(GIVEN REQUEST):
Show every line containing "this" by copying it.

* start DATA LINES *

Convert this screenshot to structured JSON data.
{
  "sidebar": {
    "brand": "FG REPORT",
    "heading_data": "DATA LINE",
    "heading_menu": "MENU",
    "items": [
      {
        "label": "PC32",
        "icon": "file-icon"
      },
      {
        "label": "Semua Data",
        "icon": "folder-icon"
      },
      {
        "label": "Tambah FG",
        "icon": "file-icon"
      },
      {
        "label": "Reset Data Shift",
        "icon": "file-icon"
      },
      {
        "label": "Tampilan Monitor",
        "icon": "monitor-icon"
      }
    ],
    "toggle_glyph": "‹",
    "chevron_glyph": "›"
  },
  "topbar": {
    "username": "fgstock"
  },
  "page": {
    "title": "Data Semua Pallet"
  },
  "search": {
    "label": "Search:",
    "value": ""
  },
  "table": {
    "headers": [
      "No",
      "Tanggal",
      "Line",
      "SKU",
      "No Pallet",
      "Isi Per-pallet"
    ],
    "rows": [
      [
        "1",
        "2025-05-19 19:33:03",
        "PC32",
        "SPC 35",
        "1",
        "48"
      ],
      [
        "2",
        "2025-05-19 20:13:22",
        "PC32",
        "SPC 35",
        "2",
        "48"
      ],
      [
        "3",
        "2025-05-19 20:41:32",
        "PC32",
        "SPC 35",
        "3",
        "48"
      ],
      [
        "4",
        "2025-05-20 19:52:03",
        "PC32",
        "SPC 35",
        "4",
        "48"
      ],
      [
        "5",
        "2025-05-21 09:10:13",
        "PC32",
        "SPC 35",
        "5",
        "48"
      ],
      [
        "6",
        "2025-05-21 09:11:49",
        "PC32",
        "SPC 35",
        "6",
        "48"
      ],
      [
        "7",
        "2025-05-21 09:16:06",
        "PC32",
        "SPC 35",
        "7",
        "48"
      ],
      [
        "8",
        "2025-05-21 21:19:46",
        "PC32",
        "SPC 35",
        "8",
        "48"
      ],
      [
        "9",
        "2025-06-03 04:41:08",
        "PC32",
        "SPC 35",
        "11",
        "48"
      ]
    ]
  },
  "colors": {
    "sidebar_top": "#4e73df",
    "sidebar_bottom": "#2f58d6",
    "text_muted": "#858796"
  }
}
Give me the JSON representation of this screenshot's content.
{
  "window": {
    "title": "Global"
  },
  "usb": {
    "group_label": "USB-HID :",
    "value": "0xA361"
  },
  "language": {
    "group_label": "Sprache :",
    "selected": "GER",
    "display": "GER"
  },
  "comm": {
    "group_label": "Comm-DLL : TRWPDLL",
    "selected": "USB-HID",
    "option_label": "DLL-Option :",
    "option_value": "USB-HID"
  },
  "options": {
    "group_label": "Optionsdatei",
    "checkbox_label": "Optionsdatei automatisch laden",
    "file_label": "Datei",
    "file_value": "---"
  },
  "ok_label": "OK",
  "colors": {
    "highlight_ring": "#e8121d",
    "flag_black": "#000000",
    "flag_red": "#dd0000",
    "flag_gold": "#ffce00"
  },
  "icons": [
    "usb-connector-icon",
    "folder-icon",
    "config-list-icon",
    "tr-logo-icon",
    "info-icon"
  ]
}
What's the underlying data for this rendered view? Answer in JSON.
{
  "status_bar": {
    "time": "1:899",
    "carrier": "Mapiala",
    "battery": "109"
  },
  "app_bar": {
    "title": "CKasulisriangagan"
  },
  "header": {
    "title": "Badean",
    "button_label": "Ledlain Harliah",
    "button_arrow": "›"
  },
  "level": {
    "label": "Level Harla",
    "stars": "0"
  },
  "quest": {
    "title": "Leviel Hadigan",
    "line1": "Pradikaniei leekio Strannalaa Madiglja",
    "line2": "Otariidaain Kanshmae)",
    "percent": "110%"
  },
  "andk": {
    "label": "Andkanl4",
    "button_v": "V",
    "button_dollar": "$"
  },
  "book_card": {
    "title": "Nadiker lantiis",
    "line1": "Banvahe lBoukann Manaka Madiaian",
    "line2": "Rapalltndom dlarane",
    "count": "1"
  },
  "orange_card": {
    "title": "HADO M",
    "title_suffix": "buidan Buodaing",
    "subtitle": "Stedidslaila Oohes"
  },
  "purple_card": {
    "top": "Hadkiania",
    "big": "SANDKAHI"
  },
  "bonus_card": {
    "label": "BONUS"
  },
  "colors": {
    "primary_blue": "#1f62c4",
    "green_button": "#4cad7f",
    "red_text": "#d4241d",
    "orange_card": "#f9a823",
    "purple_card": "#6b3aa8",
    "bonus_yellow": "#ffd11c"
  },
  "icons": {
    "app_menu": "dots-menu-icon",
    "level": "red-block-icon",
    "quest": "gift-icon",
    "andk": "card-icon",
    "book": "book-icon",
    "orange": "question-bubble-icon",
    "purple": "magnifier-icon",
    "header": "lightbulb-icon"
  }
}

* end DATA LINES *

(CORRECT ANSWER):
Convert this screenshot to structured JSON data.
Give me the JSON representation of this screenshot's content.
What's the underlying data for this rendered view? Answer in JSON.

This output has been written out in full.